## Task objective
Every line of the material that follows must be printed again exactly.

* start Exercise material *

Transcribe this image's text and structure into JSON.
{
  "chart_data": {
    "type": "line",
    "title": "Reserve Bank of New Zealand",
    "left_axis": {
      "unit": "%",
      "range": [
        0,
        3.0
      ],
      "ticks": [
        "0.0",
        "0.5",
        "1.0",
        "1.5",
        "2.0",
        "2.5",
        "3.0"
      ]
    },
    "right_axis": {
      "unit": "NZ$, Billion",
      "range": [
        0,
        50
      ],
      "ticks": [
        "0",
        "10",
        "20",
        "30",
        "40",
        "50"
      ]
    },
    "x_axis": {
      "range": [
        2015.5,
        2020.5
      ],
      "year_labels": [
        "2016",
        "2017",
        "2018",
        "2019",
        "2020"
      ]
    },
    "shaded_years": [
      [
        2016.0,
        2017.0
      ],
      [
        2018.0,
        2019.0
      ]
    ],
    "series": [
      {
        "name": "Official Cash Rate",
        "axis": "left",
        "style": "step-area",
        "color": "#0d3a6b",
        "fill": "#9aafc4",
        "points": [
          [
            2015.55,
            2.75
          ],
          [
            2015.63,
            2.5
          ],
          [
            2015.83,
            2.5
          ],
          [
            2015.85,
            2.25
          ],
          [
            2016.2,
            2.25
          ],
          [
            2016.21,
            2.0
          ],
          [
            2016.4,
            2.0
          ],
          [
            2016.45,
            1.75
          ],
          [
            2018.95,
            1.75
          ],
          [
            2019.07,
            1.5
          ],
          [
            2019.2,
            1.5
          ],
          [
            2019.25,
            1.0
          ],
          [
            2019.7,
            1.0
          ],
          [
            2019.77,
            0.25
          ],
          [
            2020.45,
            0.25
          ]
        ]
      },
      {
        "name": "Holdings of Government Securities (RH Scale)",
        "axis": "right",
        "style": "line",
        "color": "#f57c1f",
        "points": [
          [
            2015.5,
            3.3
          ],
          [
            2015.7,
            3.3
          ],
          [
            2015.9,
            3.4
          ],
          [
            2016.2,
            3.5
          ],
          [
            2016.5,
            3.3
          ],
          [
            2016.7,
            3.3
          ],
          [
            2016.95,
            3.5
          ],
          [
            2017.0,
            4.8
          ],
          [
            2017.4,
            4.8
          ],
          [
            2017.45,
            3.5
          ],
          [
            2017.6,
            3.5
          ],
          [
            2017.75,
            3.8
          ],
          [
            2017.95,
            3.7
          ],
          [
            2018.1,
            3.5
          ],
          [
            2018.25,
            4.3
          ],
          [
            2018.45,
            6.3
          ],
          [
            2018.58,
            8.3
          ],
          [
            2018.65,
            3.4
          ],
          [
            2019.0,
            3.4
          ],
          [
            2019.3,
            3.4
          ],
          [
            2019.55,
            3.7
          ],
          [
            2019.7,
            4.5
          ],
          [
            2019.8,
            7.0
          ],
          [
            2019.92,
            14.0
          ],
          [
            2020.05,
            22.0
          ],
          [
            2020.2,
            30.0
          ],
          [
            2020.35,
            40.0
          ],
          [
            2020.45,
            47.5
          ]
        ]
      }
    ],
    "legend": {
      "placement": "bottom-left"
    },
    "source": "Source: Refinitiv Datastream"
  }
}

* end Exercise material *

## Problem solution
Transcribe this image's text and structure into JSON.
{
  "chart_data": {
    "type": "line",
    "title": "Reserve Bank of New Zealand",
    "left_axis": {
      "unit": "%",
      "range": [
        0,
        3.0
      ],
      "ticks": [
        "0.0",
        "0.5",
        "1.0",
        "1.5",
        "2.0",
        "2.5",
        "3.0"
      ]
    },
    "right_axis": {
      "unit": "NZ$, Billion",
      "range": [
        0,
        50
      ],
      "ticks": [
        "0",
        "10",
        "20",
        "30",
        "40",
        "50"
      ]
    },
    "x_axis": {
      "range": [
        2015.5,
        2020.5
      ],
      "year_labels": [
        "2016",
        "2017",
        "2018",
        "2019",
        "2020"
      ]
    },
    "shaded_years": [
      [
        2016.0,
        2017.0
      ],
      [
        2018.0,
        2019.0
      ]
    ],
    "series": [
      {
        "name": "Official Cash Rate",
        "axis": "left",
        "style": "step-area",
        "color": "#0d3a6b",
        "fill": "#9aafc4",
        "points": [
          [
            2015.55,
            2.75
          ],
          [
            2015.63,
            2.5
          ],
          [
            2015.83,
            2.5
          ],
          [
            2015.85,
            2.25
          ],
          [
            2016.2,
            2.25
          ],
          [
            2016.21,
            2.0
          ],
          [
            2016.4,
            2.0
          ],
          [
            2016.45,
            1.75
          ],
          [
            2018.95,
            1.75
          ],
          [
            2019.07,
            1.5
          ],
          [
            2019.2,
            1.5
          ],
          [
            2019.25,
            1.0
          ],
          [
            2019.7,
            1.0
          ],
          [
            2019.77,
            0.25
          ],
          [
            2020.45,
            0.25
          ]
        ]
      },
      {
        "name": "Holdings of Government Securities (RH Scale)",
        "axis": "right",
        "style": "line",
        "color": "#f57c1f",
        "points": [
          [
            2015.5,
            3.3
          ],
          [
            2015.7,
            3.3
          ],
          [
            2015.9,
            3.4
          ],
          [
            2016.2,
            3.5
          ],
          [
            2016.5,
            3.3
          ],
          [
            2016.7,
            3.3
          ],
          [
            2016.95,
            3.5
          ],
          [
            2017.0,
            4.8
          ],
          [
            2017.4,
            4.8
          ],
          [
            2017.45,
            3.5
          ],
          [
            2017.6,
            3.5
          ],
          [
            2017.75,
            3.8
          ],
          [
            2017.95,
            3.7
          ],
          [
            2018.1,
            3.5
          ],
          [
            2018.25,
            4.3
          ],
          [
            2018.45,
            6.3
          ],
          [
            2018.58,
            8.3
          ],
          [
            2018.65,
            3.4
          ],
          [
            2019.0,
            3.4
          ],
          [
            2019.3,
            3.4
          ],
          [
            2019.55,
            3.7
          ],
          [
            2019.7,
            4.5
          ],
          [
            2019.8,
            7.0
          ],
          [
            2019.92,
            14.0
          ],
          [
            2020.05,
            22.0
          ],
          [
            2020.2,
            30.0
          ],
          [
            2020.35,
            40.0
          ],
          [
            2020.45,
            47.5
          ]
        ]
      }
    ],
    "legend": {
      "placement": "bottom-left"
    },
    "source": "Source: Refinitiv Datastream"
  }
}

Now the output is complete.